[Recorded data]
■ ■ ■ ■ ■ ■ ■
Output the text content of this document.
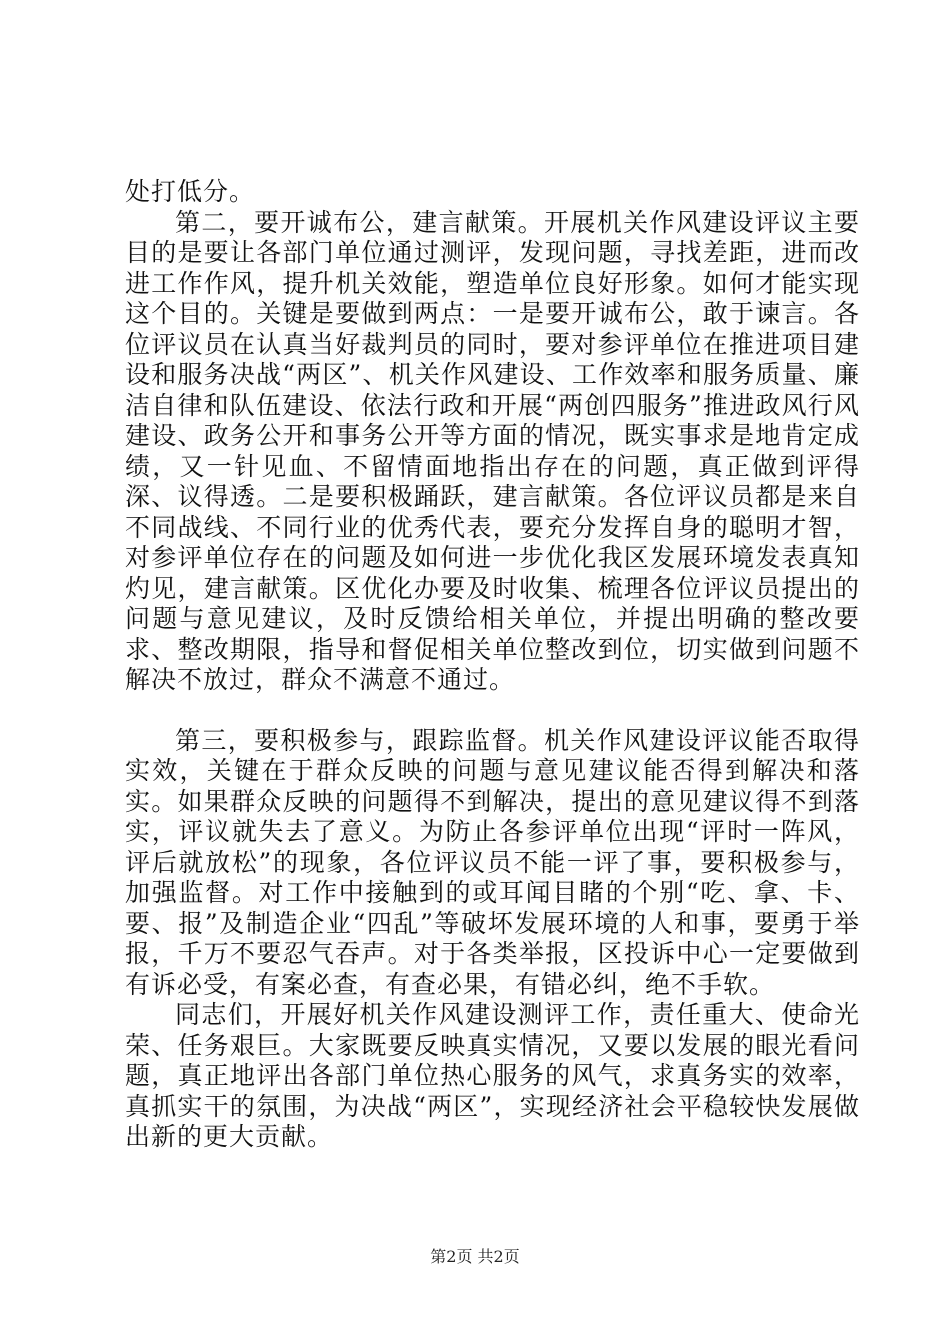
处打低分。

第二，要开诚布公，建言献策。开展机关作风建设评议主要目的是要让各部门单位通过测评，发现问题，寻找差距，进而改进工作作风，提升机关效能，塑造单位良好形象。如何才能实现这个目的。关键是要做到两点：一是要开诚布公，敢于谏言。各位评议员在认真当好裁判员的同时，要对参评单位在推进项目建设和服务决战“两区”、机关作风建设、工作效率和服务质量、廉洁自律和队伍建设、依法行政和开展“两创四服务”推进政风行风建设、政务公开和事务公开等方面的情况，既实事求是地肯定成绩，又一针见血、不留情面地指出存在的问题，真正做到评得深、议得透。二是要积极踊跃，建言献策。各位评议员都是来自不同战线、不同行业的优秀代表，要充分发挥自身的聪明才智，对参评单位存在的问题及如何进一步优化我区发展环境发表真知灼见，建言献策。区优化办要及时收集、梳理各位评议员提出的问题与意见建议，及时反馈给相关单位，并提出明确的整改要求、整改期限，指导和督促相关单位整改到位，切实做到问题不解决不放过，群众不满意不通过。

第三，要积极参与，跟踪监督。机关作风建设评议能否取得实效，关键在于群众反映的问题与意见建议能否得到解决和落实。如果群众反映的问题得不到解决，提出的意见建议得不到落实，评议就失去了意义。为防止各参评单位出现“评时一阵风，评后就放松”的现象，各位评议员不能一评了事，要积极参与，加强监督。对工作中接触到的或耳闻目睹的个别“吃、拿、卡、要、报”及制造企业“四乱”等破坏发展环境的人和事，要勇于举报，千万不要忍气吞声。对于各类举报，区投诉中心一定要做到有诉必受，有案必查，有查必果，有错必纠，绝不手软。

同志们，开展好机关作风建设测评工作，责任重大、使命光荣、任务艰巨。大家既要反映真实情况，又要以发展的眼光看问题，真正地评出各部门单位热心服务的风气，求真务实的效率，真抓实干的氛围，为决战“两区”，实现经济社会平稳较快发展做出新的更大贡献。

第2页 共2页
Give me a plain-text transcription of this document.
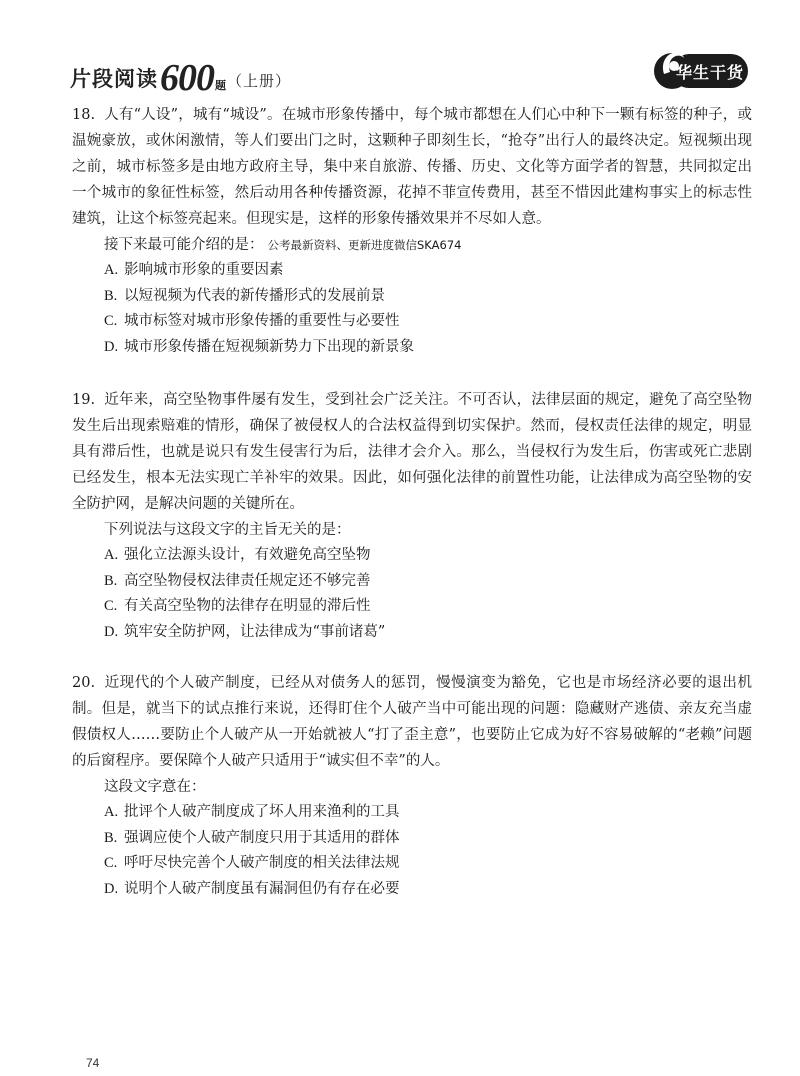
片段阅读600题（上册）	华生干货
18. 人有“人设”，城有“城设”。在城市形象传播中，每个城市都想在人们心中种下一颗有标签的种子，或温婉豪放，或休闲激情，等人们要出门之时，这颗种子即刻生长，“抢夺”出行人的最终决定。短视频出现之前，城市标签多是由地方政府主导，集中来自旅游、传播、历史、文化等方面学者的智慧，共同拟定出一个城市的象征性标签，然后动用各种传播资源，花掉不菲宣传费用，甚至不惜因此建构事实上的标志性建筑，让这个标签亮起来。但现实是，这样的形象传播效果并不尽如人意。
接下来最可能介绍的是： 公考最新资料、更新进度微信SKA674
A. 影响城市形象的重要因素
B. 以短视频为代表的新传播形式的发展前景
C. 城市标签对城市形象传播的重要性与必要性
D. 城市形象传播在短视频新势力下出现的新景象
19. 近年来，高空坠物事件屡有发生，受到社会广泛关注。不可否认，法律层面的规定，避免了高空坠物发生后出现索赔难的情形，确保了被侵权人的合法权益得到切实保护。然而，侵权责任法律的规定，明显具有滞后性，也就是说只有发生侵害行为后，法律才会介入。那么，当侵权行为发生后，伤害或死亡悲剧已经发生，根本无法实现亡羊补牢的效果。因此，如何强化法律的前置性功能，让法律成为高空坠物的安全防护网，是解决问题的关键所在。
下列说法与这段文字的主旨无关的是：
A. 强化立法源头设计，有效避免高空坠物
B. 高空坠物侵权法律责任规定还不够完善
C. 有关高空坠物的法律存在明显的滞后性
D. 筑牢安全防护网，让法律成为“事前诸葛”
20. 近现代的个人破产制度，已经从对债务人的惩罚，慢慢演变为豁免，它也是市场经济必要的退出机制。但是，就当下的试点推行来说，还得盯住个人破产当中可能出现的问题：隐藏财产逃债、亲友充当虚假债权人……要防止个人破产从一开始就被人“打了歪主意”，也要防止它成为好不容易破解的“老赖”问题的后窗程序。要保障个人破产只适用于“诚实但不幸”的人。
这段文字意在：
A. 批评个人破产制度成了坏人用来渔利的工具
B. 强调应使个人破产制度只用于其适用的群体
C. 呼吁尽快完善个人破产制度的相关法律法规
D. 说明个人破产制度虽有漏洞但仍有存在必要
74
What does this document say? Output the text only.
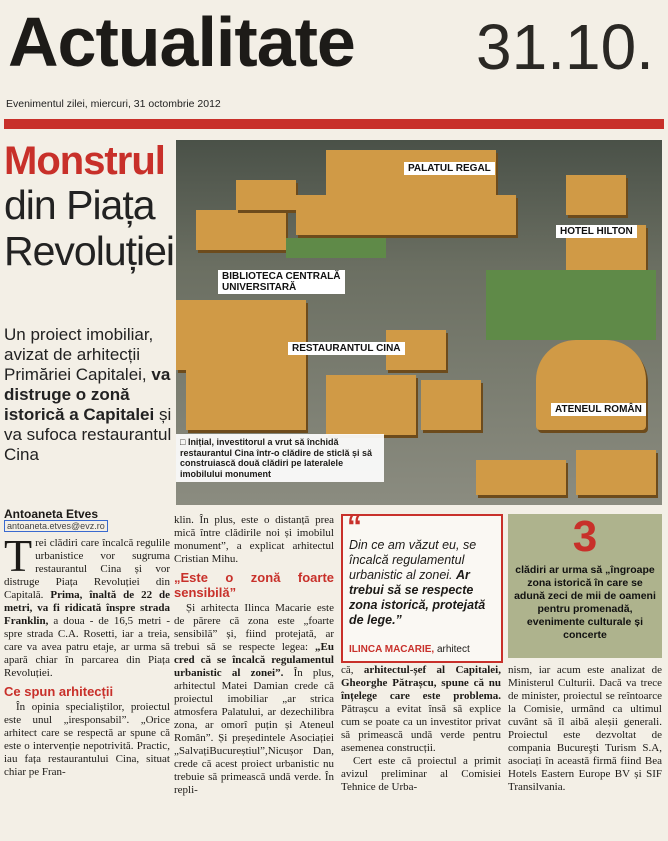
Actualitate 31.10.
Evenimentul zilei, miercuri, 31 octombrie 2012
Monstrul
din Piața
Revoluției
Un proiect imobiliar, avizat de arhitecții Primăriei Capitalei, va distruge o zonă istorică a Capitalei și va sufoca restaurantul Cina
Antoaneta Etves
antoaneta.etves@evz.ro
PALATUL REGAL
HOTEL HILTON
BIBLIOTECA CENTRALĂ
UNIVERSITARĂ
RESTAURANTUL CINA
ATENEUL ROMÂN
□ Inițial, investitorul a vrut să închidă restaurantul Cina într-o clădire de sticlă și să construiască două clădiri pe lateralele imobilului monument
T rei clădiri care încalcă regulile urbanistice vor sugruma restaurantul Cina și vor distruge Piața Revoluției din Capitală. Prima, înaltă de 22 de metri, va fi ridicată înspre strada Franklin, a doua - de 16,5 metri - spre strada C.A. Rosetti, iar a treia, care va avea patru etaje, ar urma să apară chiar în parcarea din Piața Revoluției.
Ce spun arhitecții
În opinia specialiștilor, proiectul este unul „iresponsabil”. „Orice arhitect care se respectă ar spune că este o intervenție nepotrivită. Practic, iau fața restaurantului Cina, situat chiar pe Fran-
klin. În plus, este o distanță prea mică între clădirile noi și imobilul monument”, a explicat arhitectul Cristian Mihu.
„Este o zonă foarte sensibilă”
Și arhitecta Ilinca Macarie este de părere că zona este „foarte sensibilă” și, fiind protejată, ar trebui să se respecte legea: „Eu cred că se încalcă regulamentul urbanistic al zonei”. În plus, arhitectul Matei Damian crede că proiectul imobiliar „ar strica atmosfera Palatului, ar dezechilibra zona, ar omorî puțin și Ateneul Român”. Și președintele Asociației „SalvațiBucureștiul”,Nicușor Dan, crede că acest proiect urbanistic nu trebuie să primească undă verde. În repli-
“
Din ce am văzut eu, se încalcă regulamentul urbanistic al zonei. Ar trebui să se respecte zona istorică, protejată de lege.”
ILINCA MACARIE, arhitect
3
clădiri ar urma să „îngroape zona istorică în care se adună zeci de mii de oameni pentru promenadă, evenimente culturale și concerte
că, arhitectul-șef al Capitalei, Gheorghe Pătrașcu, spune că nu înțelege care este problema. Pătrașcu a evitat însă să explice cum se poate ca un investitor privat să primească undă verde pentru asemenea construcții.
Cert este că proiectul a primit avizul preliminar al Comisiei Tehnice de Urba-
nism, iar acum este analizat de Ministerul Culturii. Dacă va trece de minister, proiectul se reîntoarce la Comisie, urmând ca ultimul cuvânt să îl aibă aleșii generali. Proiectul este dezvoltat de compania Bucureşti Turism S.A, asociați în această firmă fiind Bea Hotels Eastern Europe BV și SIF Transilvania.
■ ■ ■ ■ ■ ■ ■
Write out every line of the entries that holds the word "arhitecții".

Un proiect imobiliar, avizat de arhitecții Primăriei Capitalei, va distruge o zonă istorică a Capitalei și va sufoca restaurantul Cina
Ce spun arhitecții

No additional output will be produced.